§ REQUEST
What follows is a set of entries. Repeat them exactly, but not their pictures.
---- THE INPUT
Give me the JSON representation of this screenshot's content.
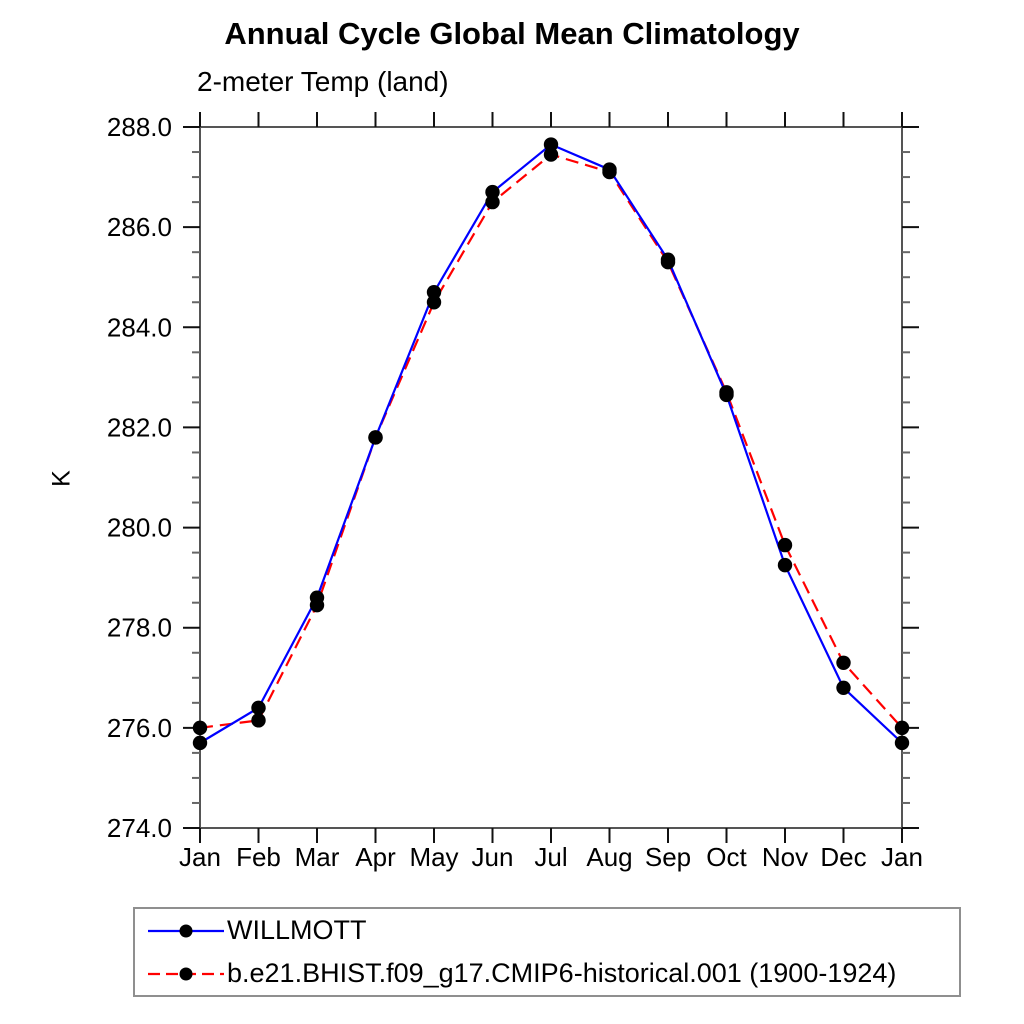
{
  "title": "Annual Cycle Global Mean Climatology",
  "subtitle": "2-meter Temp (land)",
  "ylabel": "K",
  "colors": {
    "willmott_line": "#0000ff",
    "model_line": "#ff0000",
    "marker": "#000000",
    "frame": "#555555",
    "major_tick": "#111111",
    "minor_tick": "#666666",
    "legend_border": "#8f8f8f"
  },
  "chart_data": {
    "type": "line",
    "title": "Annual Cycle Global Mean Climatology",
    "subtitle": "2-meter Temp (land)",
    "xlabel": "",
    "ylabel": "K",
    "categories": [
      "Jan",
      "Feb",
      "Mar",
      "Apr",
      "May",
      "Jun",
      "Jul",
      "Aug",
      "Sep",
      "Oct",
      "Nov",
      "Dec",
      "Jan"
    ],
    "ylim": [
      274.0,
      288.0
    ],
    "ytick_major_step": 2.0,
    "ytick_minor_step": 0.5,
    "ytick_labels": [
      "274.0",
      "276.0",
      "278.0",
      "280.0",
      "282.0",
      "284.0",
      "286.0",
      "288.0"
    ],
    "grid": false,
    "legend_position": "bottom-left",
    "marker": "filled-circle",
    "series": [
      {
        "name": "WILLMOTT",
        "color": "#0000ff",
        "style": "solid",
        "values": [
          275.7,
          276.4,
          278.6,
          281.8,
          284.7,
          286.7,
          287.65,
          287.15,
          285.35,
          282.65,
          279.25,
          276.8,
          275.7
        ]
      },
      {
        "name": "b.e21.BHIST.f09_g17.CMIP6-historical.001 (1900-1924)",
        "color": "#ff0000",
        "style": "dashed",
        "values": [
          276.0,
          276.15,
          278.45,
          281.8,
          284.5,
          286.5,
          287.45,
          287.1,
          285.3,
          282.7,
          279.65,
          277.3,
          276.0
        ]
      }
    ]
  }
}
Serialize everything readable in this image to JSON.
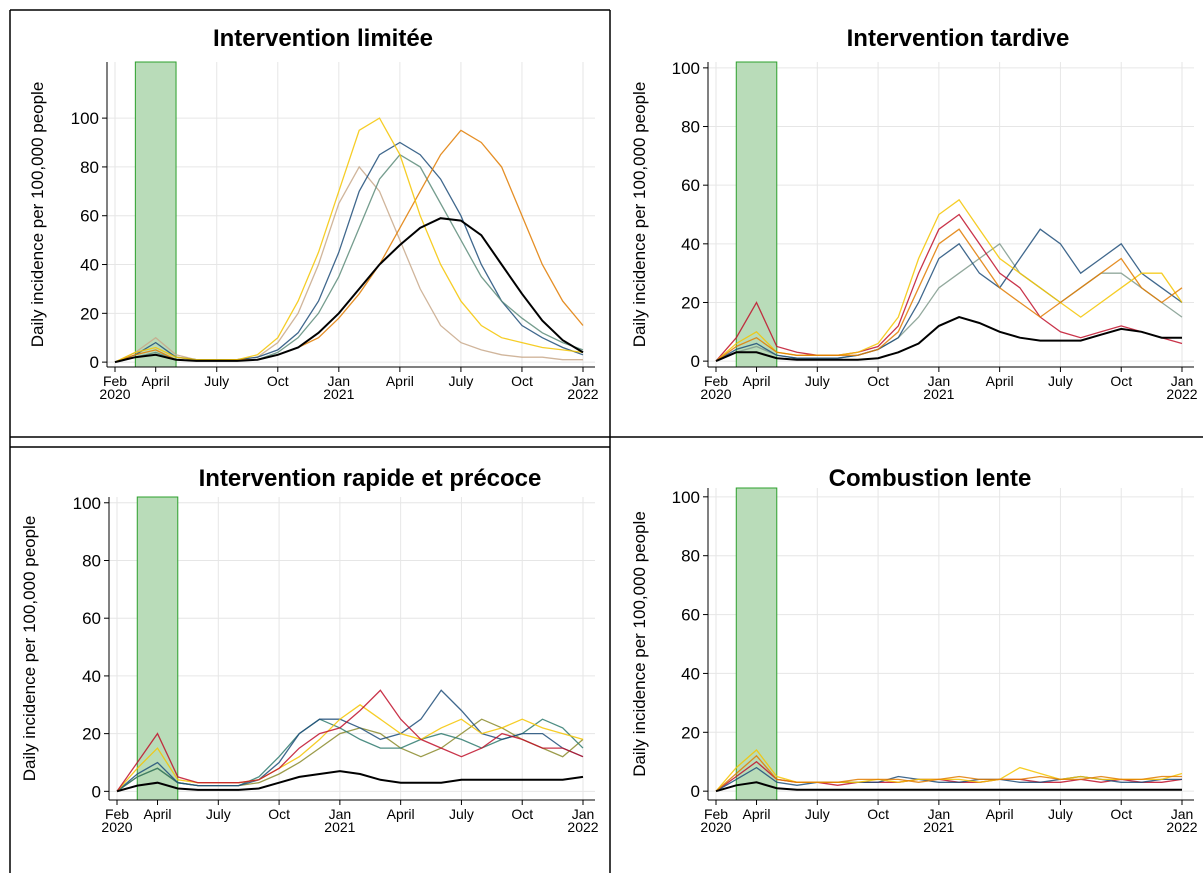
--------
§ ANSWER BELOW
Give me the JSON representation of this screenshot's content.
{
  "title": "Annual Cycle Global Mean Climatology",
  "subtitle": "2-meter Temp (land)",
  "ylabel": "K",
  "colors": {
    "willmott_line": "#0000ff",
    "model_line": "#ff0000",
    "marker": "#000000",
    "frame": "#555555",
    "major_tick": "#111111",
    "minor_tick": "#666666",
    "legend_border": "#8f8f8f"
  },
  "chart_data": {
    "type": "line",
    "title": "Annual Cycle Global Mean Climatology",
    "subtitle": "2-meter Temp (land)",
    "xlabel": "",
    "ylabel": "K",
    "categories": [
      "Jan",
      "Feb",
      "Mar",
      "Apr",
      "May",
      "Jun",
      "Jul",
      "Aug",
      "Sep",
      "Oct",
      "Nov",
      "Dec",
      "Jan"
    ],
    "ylim": [
      274.0,
      288.0
    ],
    "ytick_major_step": 2.0,
    "ytick_minor_step": 0.5,
    "ytick_labels": [
      "274.0",
      "276.0",
      "278.0",
      "280.0",
      "282.0",
      "284.0",
      "286.0",
      "288.0"
    ],
    "grid": false,
    "legend_position": "bottom-left",
    "marker": "filled-circle",
    "series": [
      {
        "name": "WILLMOTT",
        "color": "#0000ff",
        "style": "solid",
        "values": [
          275.7,
          276.4,
          278.6,
          281.8,
          284.7,
          286.7,
          287.65,
          287.15,
          285.35,
          282.65,
          279.25,
          276.8,
          275.7
        ]
      },
      {
        "name": "b.e21.BHIST.f09_g17.CMIP6-historical.001 (1900-1924)",
        "color": "#ff0000",
        "style": "dashed",
        "values": [
          276.0,
          276.15,
          278.45,
          281.8,
          284.5,
          286.5,
          287.45,
          287.1,
          285.3,
          282.7,
          279.65,
          277.3,
          276.0
        ]
      }
    ]
  }
}
Serialize everything readable in this image to JSON.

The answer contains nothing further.